Goal of the exercise -> Report all lines from the entries below in which "Only" appears.

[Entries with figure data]
#####
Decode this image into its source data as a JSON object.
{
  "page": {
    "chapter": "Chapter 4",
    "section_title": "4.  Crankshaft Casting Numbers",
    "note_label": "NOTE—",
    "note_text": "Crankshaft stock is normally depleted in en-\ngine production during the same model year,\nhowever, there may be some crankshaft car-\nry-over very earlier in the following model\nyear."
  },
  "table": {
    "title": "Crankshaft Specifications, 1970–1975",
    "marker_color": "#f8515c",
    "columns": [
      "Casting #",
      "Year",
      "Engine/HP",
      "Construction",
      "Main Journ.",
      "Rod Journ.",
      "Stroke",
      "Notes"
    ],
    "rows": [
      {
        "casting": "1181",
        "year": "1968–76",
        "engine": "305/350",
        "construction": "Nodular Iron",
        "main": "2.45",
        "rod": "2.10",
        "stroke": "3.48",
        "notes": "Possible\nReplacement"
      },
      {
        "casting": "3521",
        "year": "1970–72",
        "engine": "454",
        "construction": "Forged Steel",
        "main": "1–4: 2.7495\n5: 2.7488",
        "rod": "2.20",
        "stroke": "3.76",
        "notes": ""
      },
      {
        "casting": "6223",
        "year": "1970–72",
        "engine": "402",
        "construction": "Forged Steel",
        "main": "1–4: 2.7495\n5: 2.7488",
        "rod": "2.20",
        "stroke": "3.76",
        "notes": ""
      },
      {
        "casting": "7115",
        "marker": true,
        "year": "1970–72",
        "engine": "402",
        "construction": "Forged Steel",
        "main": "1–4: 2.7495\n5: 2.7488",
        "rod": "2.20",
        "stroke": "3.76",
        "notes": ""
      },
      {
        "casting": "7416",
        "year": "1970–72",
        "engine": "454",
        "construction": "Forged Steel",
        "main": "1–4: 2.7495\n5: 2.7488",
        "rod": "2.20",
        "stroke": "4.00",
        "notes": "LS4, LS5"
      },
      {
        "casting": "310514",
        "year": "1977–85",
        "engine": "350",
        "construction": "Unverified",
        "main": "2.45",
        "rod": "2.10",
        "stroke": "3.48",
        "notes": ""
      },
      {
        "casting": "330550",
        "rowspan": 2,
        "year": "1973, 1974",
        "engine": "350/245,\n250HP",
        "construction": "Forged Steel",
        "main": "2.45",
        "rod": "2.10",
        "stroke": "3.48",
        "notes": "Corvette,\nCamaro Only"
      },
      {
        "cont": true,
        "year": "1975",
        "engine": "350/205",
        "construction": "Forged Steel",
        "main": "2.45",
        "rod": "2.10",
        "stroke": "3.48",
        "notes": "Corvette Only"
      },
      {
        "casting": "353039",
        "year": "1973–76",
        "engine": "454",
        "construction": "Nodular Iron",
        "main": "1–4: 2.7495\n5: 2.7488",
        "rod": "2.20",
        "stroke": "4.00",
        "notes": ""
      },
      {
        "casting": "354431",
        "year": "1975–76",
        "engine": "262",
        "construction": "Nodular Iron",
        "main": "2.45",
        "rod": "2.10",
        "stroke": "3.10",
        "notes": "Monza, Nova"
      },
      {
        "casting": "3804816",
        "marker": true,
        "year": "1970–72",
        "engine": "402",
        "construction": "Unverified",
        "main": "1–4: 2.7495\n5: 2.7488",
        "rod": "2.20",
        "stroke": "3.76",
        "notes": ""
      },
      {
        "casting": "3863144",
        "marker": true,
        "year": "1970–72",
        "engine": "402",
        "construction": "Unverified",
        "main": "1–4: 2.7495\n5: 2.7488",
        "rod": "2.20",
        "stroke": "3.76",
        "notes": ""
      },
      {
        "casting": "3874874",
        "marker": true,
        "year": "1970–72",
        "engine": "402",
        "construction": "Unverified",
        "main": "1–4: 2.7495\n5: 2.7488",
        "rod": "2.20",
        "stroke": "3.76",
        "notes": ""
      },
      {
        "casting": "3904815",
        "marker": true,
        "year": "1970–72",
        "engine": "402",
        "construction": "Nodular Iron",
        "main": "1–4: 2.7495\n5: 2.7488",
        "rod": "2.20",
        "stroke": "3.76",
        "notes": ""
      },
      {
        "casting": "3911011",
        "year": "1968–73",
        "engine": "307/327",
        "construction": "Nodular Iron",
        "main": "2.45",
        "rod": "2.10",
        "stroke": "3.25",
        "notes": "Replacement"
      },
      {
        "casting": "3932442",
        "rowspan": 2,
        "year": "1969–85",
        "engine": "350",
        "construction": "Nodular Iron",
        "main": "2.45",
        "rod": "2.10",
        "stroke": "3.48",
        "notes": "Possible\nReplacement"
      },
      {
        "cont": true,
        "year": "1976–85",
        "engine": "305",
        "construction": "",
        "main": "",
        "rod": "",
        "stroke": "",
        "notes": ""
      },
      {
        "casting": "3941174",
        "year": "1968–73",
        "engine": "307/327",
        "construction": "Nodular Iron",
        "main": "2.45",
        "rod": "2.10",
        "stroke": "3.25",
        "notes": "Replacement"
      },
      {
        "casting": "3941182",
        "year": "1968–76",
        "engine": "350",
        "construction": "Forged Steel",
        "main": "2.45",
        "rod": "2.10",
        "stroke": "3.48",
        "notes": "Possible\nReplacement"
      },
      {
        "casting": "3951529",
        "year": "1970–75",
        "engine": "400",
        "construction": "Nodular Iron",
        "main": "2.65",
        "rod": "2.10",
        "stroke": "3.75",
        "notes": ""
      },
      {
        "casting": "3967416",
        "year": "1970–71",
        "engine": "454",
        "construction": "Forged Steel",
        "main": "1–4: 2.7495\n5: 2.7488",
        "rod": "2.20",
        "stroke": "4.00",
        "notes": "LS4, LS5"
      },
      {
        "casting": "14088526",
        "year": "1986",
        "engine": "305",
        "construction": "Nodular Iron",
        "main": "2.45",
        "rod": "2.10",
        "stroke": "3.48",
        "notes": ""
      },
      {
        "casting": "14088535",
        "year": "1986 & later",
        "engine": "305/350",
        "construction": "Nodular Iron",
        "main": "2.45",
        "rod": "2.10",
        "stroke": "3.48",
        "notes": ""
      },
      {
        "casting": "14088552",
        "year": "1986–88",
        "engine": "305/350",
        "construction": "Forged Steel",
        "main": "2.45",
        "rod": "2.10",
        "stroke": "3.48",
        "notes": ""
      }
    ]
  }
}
#####
The solution ->
        "notes": "Corvette,\nCamaro Only"
        "notes": "Corvette Only"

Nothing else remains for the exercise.